• **TASK INPUT**

--- --- ---

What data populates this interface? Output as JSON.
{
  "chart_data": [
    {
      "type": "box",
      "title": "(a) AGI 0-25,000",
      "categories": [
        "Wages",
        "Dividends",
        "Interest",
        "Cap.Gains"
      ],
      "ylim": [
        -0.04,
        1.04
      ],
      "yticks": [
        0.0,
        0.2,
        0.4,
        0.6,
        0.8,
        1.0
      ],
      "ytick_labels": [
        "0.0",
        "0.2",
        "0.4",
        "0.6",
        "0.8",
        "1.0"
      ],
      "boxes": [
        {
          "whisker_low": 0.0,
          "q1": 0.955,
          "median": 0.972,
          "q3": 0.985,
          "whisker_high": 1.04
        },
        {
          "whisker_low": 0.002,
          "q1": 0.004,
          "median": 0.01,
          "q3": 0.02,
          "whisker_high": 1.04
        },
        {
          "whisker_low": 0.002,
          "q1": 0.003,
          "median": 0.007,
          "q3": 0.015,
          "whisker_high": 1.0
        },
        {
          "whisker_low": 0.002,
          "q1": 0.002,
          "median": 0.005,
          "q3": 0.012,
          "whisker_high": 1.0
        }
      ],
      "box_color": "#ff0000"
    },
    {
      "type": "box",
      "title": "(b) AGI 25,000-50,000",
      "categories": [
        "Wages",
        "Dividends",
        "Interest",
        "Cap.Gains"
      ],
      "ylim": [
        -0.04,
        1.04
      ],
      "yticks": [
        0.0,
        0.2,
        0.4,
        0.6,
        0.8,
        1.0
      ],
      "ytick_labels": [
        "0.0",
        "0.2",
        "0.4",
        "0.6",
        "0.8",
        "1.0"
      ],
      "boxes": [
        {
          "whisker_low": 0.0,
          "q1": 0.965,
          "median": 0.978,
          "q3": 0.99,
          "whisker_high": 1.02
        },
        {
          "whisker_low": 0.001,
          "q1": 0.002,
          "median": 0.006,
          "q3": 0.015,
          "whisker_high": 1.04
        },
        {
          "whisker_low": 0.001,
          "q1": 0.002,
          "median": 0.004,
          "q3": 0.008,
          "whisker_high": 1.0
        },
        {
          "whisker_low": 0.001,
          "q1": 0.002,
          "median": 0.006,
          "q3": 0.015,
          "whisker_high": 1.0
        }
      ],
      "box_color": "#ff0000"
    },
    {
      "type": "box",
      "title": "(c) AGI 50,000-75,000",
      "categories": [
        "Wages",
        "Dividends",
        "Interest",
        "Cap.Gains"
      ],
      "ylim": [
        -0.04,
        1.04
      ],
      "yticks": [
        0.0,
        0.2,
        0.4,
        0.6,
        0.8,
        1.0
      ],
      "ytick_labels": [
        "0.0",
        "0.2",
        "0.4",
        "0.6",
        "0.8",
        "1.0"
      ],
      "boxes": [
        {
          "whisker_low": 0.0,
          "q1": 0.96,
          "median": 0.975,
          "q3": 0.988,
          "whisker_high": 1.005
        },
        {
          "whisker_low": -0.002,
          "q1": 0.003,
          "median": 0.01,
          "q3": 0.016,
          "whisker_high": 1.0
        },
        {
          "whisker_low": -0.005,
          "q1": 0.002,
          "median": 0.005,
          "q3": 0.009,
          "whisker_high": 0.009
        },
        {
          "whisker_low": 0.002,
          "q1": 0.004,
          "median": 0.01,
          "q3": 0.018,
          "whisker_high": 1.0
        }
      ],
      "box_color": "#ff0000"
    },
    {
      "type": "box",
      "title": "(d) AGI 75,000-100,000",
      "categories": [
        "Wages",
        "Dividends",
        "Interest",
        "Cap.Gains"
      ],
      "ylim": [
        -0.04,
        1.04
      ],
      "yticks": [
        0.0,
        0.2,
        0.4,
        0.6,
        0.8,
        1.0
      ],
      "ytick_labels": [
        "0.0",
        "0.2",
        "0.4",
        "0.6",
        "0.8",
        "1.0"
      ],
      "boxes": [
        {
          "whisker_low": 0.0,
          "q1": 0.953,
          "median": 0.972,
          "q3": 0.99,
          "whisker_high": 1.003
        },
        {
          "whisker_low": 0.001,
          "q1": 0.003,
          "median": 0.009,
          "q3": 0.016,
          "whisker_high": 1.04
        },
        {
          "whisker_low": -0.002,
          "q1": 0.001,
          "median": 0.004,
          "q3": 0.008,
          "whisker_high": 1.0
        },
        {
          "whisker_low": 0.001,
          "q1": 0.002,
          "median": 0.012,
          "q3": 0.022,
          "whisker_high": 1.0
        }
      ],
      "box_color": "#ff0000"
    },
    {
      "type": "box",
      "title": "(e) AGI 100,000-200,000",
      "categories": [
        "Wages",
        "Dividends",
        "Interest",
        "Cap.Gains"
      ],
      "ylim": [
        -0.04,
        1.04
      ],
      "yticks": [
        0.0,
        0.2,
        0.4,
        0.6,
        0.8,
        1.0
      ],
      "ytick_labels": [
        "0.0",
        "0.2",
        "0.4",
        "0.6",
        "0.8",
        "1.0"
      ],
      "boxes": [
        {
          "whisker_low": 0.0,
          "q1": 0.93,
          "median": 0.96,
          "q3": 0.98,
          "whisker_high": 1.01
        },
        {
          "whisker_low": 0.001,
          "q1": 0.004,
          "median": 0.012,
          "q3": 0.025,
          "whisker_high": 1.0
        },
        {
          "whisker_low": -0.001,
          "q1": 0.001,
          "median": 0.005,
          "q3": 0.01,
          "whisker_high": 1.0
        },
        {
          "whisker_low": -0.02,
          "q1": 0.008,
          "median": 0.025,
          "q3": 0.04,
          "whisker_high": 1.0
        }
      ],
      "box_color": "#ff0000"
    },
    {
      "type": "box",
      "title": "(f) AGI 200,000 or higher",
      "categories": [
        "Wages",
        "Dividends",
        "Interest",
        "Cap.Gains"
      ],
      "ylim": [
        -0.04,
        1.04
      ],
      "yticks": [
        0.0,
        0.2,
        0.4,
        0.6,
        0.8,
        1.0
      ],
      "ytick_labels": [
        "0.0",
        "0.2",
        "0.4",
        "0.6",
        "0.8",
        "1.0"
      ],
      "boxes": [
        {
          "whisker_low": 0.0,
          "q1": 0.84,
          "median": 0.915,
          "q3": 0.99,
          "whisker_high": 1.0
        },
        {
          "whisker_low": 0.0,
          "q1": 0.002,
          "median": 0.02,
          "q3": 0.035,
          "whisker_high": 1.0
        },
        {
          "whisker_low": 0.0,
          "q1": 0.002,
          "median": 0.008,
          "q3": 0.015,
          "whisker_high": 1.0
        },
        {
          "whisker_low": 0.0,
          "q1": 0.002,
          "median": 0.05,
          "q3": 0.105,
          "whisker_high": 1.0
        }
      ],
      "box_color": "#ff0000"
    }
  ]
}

--- --- ---

• **TO BE DONE**
All the data must be duplicated exactly, with nothing added or removed.

• **THE RESULT**
What data populates this interface? Output as JSON.
{
  "chart_data": [
    {
      "type": "box",
      "title": "(a) AGI 0-25,000",
      "categories": [
        "Wages",
        "Dividends",
        "Interest",
        "Cap.Gains"
      ],
      "ylim": [
        -0.04,
        1.04
      ],
      "yticks": [
        0.0,
        0.2,
        0.4,
        0.6,
        0.8,
        1.0
      ],
      "ytick_labels": [
        "0.0",
        "0.2",
        "0.4",
        "0.6",
        "0.8",
        "1.0"
      ],
      "boxes": [
        {
          "whisker_low": 0.0,
          "q1": 0.955,
          "median": 0.972,
          "q3": 0.985,
          "whisker_high": 1.04
        },
        {
          "whisker_low": 0.002,
          "q1": 0.004,
          "median": 0.01,
          "q3": 0.02,
          "whisker_high": 1.04
        },
        {
          "whisker_low": 0.002,
          "q1": 0.003,
          "median": 0.007,
          "q3": 0.015,
          "whisker_high": 1.0
        },
        {
          "whisker_low": 0.002,
          "q1": 0.002,
          "median": 0.005,
          "q3": 0.012,
          "whisker_high": 1.0
        }
      ],
      "box_color": "#ff0000"
    },
    {
      "type": "box",
      "title": "(b) AGI 25,000-50,000",
      "categories": [
        "Wages",
        "Dividends",
        "Interest",
        "Cap.Gains"
      ],
      "ylim": [
        -0.04,
        1.04
      ],
      "yticks": [
        0.0,
        0.2,
        0.4,
        0.6,
        0.8,
        1.0
      ],
      "ytick_labels": [
        "0.0",
        "0.2",
        "0.4",
        "0.6",
        "0.8",
        "1.0"
      ],
      "boxes": [
        {
          "whisker_low": 0.0,
          "q1": 0.965,
          "median": 0.978,
          "q3": 0.99,
          "whisker_high": 1.02
        },
        {
          "whisker_low": 0.001,
          "q1": 0.002,
          "median": 0.006,
          "q3": 0.015,
          "whisker_high": 1.04
        },
        {
          "whisker_low": 0.001,
          "q1": 0.002,
          "median": 0.004,
          "q3": 0.008,
          "whisker_high": 1.0
        },
        {
          "whisker_low": 0.001,
          "q1": 0.002,
          "median": 0.006,
          "q3": 0.015,
          "whisker_high": 1.0
        }
      ],
      "box_color": "#ff0000"
    },
    {
      "type": "box",
      "title": "(c) AGI 50,000-75,000",
      "categories": [
        "Wages",
        "Dividends",
        "Interest",
        "Cap.Gains"
      ],
      "ylim": [
        -0.04,
        1.04
      ],
      "yticks": [
        0.0,
        0.2,
        0.4,
        0.6,
        0.8,
        1.0
      ],
      "ytick_labels": [
        "0.0",
        "0.2",
        "0.4",
        "0.6",
        "0.8",
        "1.0"
      ],
      "boxes": [
        {
          "whisker_low": 0.0,
          "q1": 0.96,
          "median": 0.975,
          "q3": 0.988,
          "whisker_high": 1.005
        },
        {
          "whisker_low": -0.002,
          "q1": 0.003,
          "median": 0.01,
          "q3": 0.016,
          "whisker_high": 1.0
        },
        {
          "whisker_low": -0.005,
          "q1": 0.002,
          "median": 0.005,
          "q3": 0.009,
          "whisker_high": 0.009
        },
        {
          "whisker_low": 0.002,
          "q1": 0.004,
          "median": 0.01,
          "q3": 0.018,
          "whisker_high": 1.0
        }
      ],
      "box_color": "#ff0000"
    },
    {
      "type": "box",
      "title": "(d) AGI 75,000-100,000",
      "categories": [
        "Wages",
        "Dividends",
        "Interest",
        "Cap.Gains"
      ],
      "ylim": [
        -0.04,
        1.04
      ],
      "yticks": [
        0.0,
        0.2,
        0.4,
        0.6,
        0.8,
        1.0
      ],
      "ytick_labels": [
        "0.0",
        "0.2",
        "0.4",
        "0.6",
        "0.8",
        "1.0"
      ],
      "boxes": [
        {
          "whisker_low": 0.0,
          "q1": 0.953,
          "median": 0.972,
          "q3": 0.99,
          "whisker_high": 1.003
        },
        {
          "whisker_low": 0.001,
          "q1": 0.003,
          "median": 0.009,
          "q3": 0.016,
          "whisker_high": 1.04
        },
        {
          "whisker_low": -0.002,
          "q1": 0.001,
          "median": 0.004,
          "q3": 0.008,
          "whisker_high": 1.0
        },
        {
          "whisker_low": 0.001,
          "q1": 0.002,
          "median": 0.012,
          "q3": 0.022,
          "whisker_high": 1.0
        }
      ],
      "box_color": "#ff0000"
    },
    {
      "type": "box",
      "title": "(e) AGI 100,000-200,000",
      "categories": [
        "Wages",
        "Dividends",
        "Interest",
        "Cap.Gains"
      ],
      "ylim": [
        -0.04,
        1.04
      ],
      "yticks": [
        0.0,
        0.2,
        0.4,
        0.6,
        0.8,
        1.0
      ],
      "ytick_labels": [
        "0.0",
        "0.2",
        "0.4",
        "0.6",
        "0.8",
        "1.0"
      ],
      "boxes": [
        {
          "whisker_low": 0.0,
          "q1": 0.93,
          "median": 0.96,
          "q3": 0.98,
          "whisker_high": 1.01
        },
        {
          "whisker_low": 0.001,
          "q1": 0.004,
          "median": 0.012,
          "q3": 0.025,
          "whisker_high": 1.0
        },
        {
          "whisker_low": -0.001,
          "q1": 0.001,
          "median": 0.005,
          "q3": 0.01,
          "whisker_high": 1.0
        },
        {
          "whisker_low": -0.02,
          "q1": 0.008,
          "median": 0.025,
          "q3": 0.04,
          "whisker_high": 1.0
        }
      ],
      "box_color": "#ff0000"
    },
    {
      "type": "box",
      "title": "(f) AGI 200,000 or higher",
      "categories": [
        "Wages",
        "Dividends",
        "Interest",
        "Cap.Gains"
      ],
      "ylim": [
        -0.04,
        1.04
      ],
      "yticks": [
        0.0,
        0.2,
        0.4,
        0.6,
        0.8,
        1.0
      ],
      "ytick_labels": [
        "0.0",
        "0.2",
        "0.4",
        "0.6",
        "0.8",
        "1.0"
      ],
      "boxes": [
        {
          "whisker_low": 0.0,
          "q1": 0.84,
          "median": 0.915,
          "q3": 0.99,
          "whisker_high": 1.0
        },
        {
          "whisker_low": 0.0,
          "q1": 0.002,
          "median": 0.02,
          "q3": 0.035,
          "whisker_high": 1.0
        },
        {
          "whisker_low": 0.0,
          "q1": 0.002,
          "median": 0.008,
          "q3": 0.015,
          "whisker_high": 1.0
        },
        {
          "whisker_low": 0.0,
          "q1": 0.002,
          "median": 0.05,
          "q3": 0.105,
          "whisker_high": 1.0
        }
      ],
      "box_color": "#ff0000"
    }
  ]
}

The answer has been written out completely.